[start Provided information]

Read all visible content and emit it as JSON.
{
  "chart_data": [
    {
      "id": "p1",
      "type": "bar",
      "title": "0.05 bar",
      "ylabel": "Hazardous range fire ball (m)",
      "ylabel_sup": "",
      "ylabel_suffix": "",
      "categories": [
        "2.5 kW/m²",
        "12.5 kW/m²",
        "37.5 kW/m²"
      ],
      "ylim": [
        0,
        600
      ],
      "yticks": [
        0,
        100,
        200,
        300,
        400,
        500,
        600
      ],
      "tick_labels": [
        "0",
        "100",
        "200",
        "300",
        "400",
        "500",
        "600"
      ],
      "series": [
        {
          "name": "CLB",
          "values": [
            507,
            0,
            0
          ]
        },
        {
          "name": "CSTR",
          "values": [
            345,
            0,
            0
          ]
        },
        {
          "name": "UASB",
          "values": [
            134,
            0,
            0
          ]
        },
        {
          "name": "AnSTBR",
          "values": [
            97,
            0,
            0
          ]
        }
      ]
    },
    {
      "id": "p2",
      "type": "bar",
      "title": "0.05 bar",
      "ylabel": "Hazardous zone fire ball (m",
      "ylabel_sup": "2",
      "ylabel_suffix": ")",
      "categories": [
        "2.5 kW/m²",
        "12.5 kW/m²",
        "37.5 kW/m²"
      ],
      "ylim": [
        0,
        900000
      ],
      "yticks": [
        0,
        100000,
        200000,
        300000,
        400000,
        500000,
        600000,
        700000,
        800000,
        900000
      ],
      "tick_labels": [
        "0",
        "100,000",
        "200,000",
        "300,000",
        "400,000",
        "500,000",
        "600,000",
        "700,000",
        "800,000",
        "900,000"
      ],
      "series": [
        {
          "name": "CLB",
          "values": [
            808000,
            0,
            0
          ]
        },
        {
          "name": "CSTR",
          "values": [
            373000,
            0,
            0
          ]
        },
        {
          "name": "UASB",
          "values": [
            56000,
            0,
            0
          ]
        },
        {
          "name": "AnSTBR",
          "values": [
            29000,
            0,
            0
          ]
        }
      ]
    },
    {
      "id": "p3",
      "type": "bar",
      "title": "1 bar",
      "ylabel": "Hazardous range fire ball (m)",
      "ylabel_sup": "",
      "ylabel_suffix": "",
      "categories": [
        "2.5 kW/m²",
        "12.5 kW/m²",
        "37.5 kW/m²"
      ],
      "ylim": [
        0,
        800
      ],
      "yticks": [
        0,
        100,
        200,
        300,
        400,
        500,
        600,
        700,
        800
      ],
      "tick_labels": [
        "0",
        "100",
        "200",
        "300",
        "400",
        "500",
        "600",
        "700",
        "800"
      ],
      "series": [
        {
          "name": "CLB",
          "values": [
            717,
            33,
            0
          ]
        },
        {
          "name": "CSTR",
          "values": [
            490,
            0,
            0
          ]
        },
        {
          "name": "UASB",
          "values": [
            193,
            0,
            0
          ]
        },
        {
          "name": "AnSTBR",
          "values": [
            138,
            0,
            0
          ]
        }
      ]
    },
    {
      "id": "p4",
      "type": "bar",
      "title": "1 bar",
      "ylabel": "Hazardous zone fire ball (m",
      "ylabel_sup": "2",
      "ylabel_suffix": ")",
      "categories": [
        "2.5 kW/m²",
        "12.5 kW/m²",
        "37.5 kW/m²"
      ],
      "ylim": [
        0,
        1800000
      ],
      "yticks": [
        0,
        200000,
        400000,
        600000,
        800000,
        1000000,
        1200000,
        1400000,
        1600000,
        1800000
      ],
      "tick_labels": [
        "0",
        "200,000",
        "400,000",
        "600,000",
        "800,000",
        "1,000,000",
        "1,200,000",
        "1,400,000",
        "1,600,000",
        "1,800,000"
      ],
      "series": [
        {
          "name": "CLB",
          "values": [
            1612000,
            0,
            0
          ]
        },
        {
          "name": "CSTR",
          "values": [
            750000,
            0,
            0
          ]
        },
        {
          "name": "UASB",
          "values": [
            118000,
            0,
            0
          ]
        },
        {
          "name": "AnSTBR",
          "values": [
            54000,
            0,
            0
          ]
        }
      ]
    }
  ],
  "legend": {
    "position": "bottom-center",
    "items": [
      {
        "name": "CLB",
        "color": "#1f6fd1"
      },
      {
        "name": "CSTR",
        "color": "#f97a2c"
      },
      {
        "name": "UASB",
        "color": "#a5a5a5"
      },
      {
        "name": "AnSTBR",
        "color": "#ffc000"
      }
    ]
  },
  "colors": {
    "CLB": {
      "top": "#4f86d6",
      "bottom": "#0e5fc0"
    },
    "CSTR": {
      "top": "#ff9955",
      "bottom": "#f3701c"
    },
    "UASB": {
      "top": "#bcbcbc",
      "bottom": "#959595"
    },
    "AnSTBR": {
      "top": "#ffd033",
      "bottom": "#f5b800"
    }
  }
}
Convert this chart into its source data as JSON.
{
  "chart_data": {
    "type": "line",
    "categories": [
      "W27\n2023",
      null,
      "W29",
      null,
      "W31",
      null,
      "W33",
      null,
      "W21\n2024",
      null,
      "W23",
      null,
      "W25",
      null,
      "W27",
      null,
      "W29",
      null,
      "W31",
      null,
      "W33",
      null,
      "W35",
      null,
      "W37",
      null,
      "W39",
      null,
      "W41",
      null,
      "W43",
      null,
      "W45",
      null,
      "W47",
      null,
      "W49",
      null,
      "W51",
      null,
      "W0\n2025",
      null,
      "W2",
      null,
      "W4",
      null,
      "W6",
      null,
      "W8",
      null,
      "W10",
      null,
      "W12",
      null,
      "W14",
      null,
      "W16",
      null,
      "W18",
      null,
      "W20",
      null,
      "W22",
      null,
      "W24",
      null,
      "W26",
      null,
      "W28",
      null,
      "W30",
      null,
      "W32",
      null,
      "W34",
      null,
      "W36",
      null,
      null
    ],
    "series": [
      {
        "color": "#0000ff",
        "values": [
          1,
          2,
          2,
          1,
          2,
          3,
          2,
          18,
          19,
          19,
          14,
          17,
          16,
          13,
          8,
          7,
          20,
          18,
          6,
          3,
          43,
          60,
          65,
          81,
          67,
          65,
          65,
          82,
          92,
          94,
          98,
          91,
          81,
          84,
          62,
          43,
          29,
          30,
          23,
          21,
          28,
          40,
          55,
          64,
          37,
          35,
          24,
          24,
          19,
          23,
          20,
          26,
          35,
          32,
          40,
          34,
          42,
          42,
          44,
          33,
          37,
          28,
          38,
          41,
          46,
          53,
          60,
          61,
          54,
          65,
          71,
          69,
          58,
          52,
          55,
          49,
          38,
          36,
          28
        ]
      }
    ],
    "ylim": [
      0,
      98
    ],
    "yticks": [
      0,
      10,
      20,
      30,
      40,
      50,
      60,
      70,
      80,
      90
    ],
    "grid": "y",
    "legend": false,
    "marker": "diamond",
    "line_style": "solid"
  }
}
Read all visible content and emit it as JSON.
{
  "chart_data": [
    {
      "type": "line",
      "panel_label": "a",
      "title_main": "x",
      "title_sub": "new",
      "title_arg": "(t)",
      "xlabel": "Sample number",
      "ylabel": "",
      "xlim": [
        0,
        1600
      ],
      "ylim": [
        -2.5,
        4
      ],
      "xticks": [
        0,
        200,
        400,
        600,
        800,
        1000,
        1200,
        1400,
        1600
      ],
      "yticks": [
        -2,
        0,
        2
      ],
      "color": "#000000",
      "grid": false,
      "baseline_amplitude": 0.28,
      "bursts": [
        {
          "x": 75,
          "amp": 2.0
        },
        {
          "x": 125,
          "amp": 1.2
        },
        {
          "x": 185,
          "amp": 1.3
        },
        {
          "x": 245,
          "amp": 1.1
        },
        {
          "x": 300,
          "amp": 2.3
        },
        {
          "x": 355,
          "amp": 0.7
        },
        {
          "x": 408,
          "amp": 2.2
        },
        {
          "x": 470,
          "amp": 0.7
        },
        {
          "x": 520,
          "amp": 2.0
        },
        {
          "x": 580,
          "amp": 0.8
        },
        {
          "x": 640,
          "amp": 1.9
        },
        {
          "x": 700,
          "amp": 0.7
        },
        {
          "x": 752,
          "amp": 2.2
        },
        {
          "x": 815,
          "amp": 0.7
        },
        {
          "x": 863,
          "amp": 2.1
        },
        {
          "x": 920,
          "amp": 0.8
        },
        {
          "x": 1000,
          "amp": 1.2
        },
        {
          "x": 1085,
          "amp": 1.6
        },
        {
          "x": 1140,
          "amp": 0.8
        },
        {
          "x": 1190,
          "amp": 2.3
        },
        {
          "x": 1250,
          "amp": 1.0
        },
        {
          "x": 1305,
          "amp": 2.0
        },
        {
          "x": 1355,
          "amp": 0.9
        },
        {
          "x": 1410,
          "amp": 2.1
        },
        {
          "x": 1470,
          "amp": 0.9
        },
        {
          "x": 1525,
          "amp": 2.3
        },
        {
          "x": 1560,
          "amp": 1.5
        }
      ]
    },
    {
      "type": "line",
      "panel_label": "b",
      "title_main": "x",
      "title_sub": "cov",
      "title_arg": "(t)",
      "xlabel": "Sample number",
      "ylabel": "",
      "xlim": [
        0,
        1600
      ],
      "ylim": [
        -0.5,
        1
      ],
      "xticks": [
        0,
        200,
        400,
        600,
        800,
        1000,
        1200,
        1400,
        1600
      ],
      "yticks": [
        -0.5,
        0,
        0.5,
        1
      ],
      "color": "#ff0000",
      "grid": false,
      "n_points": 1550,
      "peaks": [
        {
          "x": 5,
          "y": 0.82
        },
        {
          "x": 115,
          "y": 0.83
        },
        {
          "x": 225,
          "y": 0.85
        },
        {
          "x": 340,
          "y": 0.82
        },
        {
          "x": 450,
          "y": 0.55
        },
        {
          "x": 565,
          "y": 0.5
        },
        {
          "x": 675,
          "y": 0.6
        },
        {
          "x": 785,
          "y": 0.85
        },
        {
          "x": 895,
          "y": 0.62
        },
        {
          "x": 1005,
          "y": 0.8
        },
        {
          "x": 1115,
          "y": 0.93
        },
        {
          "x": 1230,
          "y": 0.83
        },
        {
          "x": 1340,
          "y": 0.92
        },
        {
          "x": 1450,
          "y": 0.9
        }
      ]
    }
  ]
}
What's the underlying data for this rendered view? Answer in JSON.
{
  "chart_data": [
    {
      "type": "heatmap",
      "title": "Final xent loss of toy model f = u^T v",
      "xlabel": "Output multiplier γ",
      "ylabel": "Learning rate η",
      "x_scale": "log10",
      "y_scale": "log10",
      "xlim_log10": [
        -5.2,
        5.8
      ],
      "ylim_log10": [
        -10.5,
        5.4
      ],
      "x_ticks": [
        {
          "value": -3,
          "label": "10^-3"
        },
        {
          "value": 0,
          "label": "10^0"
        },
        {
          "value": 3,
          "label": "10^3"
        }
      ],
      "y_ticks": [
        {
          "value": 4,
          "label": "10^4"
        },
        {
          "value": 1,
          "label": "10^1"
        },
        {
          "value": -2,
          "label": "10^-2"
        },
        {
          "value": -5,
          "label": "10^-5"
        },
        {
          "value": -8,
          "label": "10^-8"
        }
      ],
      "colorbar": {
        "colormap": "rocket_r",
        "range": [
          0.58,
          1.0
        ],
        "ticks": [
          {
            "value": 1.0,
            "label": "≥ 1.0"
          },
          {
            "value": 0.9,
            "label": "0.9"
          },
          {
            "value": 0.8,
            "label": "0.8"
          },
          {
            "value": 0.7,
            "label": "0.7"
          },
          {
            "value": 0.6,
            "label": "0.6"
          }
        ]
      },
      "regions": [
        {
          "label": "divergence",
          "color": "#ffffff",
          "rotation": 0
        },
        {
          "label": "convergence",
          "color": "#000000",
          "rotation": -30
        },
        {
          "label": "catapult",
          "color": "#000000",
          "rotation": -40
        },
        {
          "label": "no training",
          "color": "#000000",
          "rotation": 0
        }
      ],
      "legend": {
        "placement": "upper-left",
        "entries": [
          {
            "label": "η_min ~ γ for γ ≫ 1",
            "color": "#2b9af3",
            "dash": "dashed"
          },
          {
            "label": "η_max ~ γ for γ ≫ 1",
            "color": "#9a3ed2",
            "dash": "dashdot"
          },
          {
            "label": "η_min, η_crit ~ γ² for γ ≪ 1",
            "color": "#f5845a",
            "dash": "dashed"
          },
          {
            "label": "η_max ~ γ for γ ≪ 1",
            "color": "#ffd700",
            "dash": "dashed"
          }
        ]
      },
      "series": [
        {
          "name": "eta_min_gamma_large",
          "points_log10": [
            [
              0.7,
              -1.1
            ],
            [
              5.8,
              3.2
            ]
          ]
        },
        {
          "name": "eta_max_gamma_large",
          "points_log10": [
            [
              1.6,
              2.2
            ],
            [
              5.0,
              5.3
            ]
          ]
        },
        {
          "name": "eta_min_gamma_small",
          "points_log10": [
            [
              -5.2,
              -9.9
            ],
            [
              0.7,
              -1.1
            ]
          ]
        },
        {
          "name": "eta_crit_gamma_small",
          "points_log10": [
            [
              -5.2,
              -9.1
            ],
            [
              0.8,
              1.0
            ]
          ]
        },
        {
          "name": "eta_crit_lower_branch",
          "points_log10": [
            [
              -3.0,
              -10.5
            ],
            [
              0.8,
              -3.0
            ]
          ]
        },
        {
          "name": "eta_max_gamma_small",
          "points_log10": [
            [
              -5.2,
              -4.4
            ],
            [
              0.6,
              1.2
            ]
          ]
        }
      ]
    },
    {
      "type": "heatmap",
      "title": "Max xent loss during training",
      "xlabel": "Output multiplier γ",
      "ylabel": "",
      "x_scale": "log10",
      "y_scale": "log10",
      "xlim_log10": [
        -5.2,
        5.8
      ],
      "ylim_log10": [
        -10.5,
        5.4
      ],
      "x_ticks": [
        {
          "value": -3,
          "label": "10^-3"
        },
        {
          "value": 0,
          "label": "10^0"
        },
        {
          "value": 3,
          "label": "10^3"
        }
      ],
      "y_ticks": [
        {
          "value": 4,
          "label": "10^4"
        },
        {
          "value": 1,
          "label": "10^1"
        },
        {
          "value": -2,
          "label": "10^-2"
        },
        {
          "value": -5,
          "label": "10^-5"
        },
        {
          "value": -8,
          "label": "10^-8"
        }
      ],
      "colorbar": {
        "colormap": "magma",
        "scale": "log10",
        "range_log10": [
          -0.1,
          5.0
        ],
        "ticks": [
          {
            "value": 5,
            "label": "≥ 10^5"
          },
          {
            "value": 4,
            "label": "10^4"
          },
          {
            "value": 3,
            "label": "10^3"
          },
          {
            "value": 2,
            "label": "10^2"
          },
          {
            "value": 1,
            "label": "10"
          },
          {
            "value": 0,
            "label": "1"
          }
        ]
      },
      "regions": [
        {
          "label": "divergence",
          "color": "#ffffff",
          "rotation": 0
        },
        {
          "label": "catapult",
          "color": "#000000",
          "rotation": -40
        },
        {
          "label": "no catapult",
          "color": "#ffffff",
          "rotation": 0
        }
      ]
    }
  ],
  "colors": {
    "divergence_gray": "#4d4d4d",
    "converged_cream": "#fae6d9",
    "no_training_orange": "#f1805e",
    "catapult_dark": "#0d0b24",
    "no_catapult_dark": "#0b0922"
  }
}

[end Provided information]

Reply with one number only, the count of lines above that hold the string "JSON".

:: Solution ::
4